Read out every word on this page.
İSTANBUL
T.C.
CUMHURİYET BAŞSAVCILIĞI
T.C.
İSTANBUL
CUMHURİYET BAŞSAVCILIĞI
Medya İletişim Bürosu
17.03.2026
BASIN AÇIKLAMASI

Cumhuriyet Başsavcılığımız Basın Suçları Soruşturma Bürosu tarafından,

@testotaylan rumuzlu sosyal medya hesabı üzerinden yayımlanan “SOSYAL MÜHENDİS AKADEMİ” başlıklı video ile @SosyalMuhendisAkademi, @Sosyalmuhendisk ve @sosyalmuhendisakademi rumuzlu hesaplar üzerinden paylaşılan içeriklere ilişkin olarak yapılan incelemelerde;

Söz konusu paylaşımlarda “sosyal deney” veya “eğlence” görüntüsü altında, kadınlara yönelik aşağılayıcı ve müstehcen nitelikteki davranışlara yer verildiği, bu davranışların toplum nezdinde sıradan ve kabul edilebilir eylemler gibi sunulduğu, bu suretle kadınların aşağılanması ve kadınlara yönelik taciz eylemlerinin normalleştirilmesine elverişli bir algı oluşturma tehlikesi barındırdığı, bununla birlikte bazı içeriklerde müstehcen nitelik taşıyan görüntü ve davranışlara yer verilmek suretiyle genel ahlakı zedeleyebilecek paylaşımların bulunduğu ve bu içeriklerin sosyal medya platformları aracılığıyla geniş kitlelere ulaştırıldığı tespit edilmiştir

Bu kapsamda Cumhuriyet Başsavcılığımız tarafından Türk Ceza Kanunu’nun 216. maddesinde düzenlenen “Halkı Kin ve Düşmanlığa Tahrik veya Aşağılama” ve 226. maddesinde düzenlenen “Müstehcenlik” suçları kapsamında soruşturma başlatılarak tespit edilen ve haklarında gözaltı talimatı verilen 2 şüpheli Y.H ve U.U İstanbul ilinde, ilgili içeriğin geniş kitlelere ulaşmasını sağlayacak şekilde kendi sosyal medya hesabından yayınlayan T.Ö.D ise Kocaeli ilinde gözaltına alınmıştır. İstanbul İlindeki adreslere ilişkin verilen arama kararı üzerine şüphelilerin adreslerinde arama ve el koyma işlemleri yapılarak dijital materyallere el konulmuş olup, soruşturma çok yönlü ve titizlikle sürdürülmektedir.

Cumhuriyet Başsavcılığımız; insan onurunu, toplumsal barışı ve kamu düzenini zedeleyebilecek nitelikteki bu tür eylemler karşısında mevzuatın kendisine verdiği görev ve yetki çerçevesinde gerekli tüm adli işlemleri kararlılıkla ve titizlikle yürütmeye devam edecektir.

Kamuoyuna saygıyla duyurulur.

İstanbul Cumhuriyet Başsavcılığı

=-=-=

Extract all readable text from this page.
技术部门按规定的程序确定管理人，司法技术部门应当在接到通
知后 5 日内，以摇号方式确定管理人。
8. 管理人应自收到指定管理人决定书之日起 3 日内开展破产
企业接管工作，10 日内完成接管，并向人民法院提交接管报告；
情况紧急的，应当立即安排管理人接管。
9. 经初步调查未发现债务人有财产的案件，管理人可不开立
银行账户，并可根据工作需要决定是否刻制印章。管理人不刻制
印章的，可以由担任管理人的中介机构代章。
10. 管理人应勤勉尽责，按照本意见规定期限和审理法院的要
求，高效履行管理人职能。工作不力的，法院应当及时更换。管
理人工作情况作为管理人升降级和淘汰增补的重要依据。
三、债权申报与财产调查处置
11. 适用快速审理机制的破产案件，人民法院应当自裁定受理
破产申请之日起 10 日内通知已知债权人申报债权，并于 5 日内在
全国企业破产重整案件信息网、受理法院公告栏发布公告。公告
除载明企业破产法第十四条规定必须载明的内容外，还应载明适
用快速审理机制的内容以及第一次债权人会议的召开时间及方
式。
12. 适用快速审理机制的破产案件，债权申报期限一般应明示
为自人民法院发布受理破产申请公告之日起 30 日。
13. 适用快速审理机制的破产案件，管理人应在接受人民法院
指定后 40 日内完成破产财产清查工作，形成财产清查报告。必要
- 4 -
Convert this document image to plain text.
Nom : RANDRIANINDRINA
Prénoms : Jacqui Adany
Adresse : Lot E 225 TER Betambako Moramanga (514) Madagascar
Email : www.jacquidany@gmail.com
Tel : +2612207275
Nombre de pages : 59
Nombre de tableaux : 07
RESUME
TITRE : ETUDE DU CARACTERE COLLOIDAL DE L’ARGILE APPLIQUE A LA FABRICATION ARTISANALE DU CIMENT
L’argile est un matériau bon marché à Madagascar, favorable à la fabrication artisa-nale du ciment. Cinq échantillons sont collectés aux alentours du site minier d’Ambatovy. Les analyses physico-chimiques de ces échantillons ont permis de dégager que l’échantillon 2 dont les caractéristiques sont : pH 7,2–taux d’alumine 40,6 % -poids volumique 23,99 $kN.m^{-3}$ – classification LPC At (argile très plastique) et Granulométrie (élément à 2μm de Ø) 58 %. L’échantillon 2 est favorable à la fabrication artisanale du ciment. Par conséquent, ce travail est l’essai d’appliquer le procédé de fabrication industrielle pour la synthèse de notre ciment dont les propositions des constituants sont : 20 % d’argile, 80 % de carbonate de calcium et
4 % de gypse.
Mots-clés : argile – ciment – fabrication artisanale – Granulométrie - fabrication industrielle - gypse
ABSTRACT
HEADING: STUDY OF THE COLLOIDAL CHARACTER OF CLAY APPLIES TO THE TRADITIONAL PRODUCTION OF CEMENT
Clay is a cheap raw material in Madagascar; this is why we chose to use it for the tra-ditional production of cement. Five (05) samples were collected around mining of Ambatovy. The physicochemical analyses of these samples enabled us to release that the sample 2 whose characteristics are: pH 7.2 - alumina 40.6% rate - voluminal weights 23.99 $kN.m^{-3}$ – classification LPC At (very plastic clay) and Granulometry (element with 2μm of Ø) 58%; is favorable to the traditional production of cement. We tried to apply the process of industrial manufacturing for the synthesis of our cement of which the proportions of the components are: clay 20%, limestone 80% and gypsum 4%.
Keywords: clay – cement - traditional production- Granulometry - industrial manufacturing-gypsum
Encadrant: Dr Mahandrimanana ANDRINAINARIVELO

=-=-=

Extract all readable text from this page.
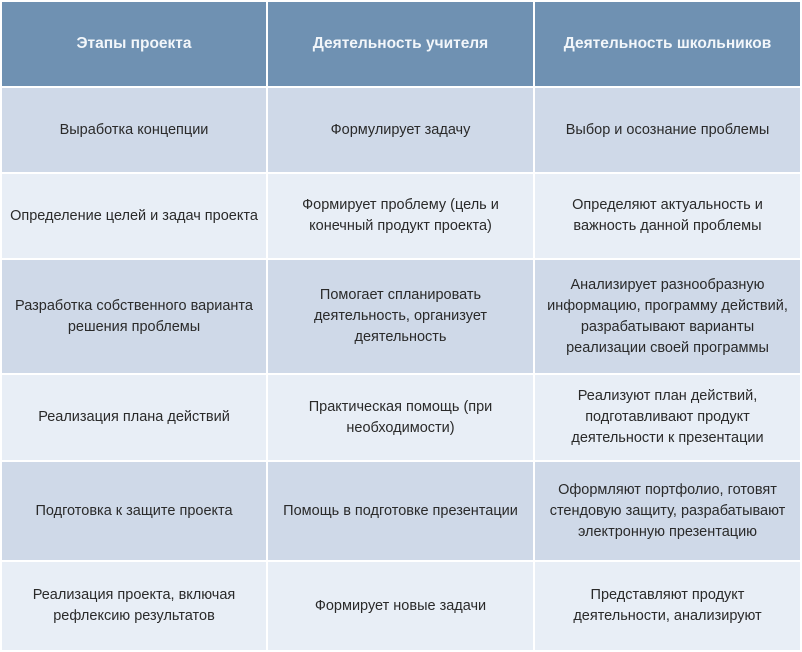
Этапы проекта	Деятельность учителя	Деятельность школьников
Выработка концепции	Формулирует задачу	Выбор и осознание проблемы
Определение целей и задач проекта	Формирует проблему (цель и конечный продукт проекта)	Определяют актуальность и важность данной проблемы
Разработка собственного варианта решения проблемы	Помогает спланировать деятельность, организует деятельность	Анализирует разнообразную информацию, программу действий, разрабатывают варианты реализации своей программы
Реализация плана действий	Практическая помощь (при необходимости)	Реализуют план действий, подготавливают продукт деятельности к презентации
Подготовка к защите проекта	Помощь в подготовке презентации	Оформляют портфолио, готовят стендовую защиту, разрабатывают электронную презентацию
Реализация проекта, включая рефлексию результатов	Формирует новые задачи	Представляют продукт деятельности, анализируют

=-=-=

Exercise aim:
Only lines with the string "Формирует" belong in your answer; copy each one.

Solution to the problem:
Определение целей и задач проекта	Формирует проблему (цель и конечный продукт проекта)	Определяют актуальность и важность данной проблемы
Реализация проекта, включая рефлексию результатов	Формирует новые задачи	Представляют продукт деятельности, анализируют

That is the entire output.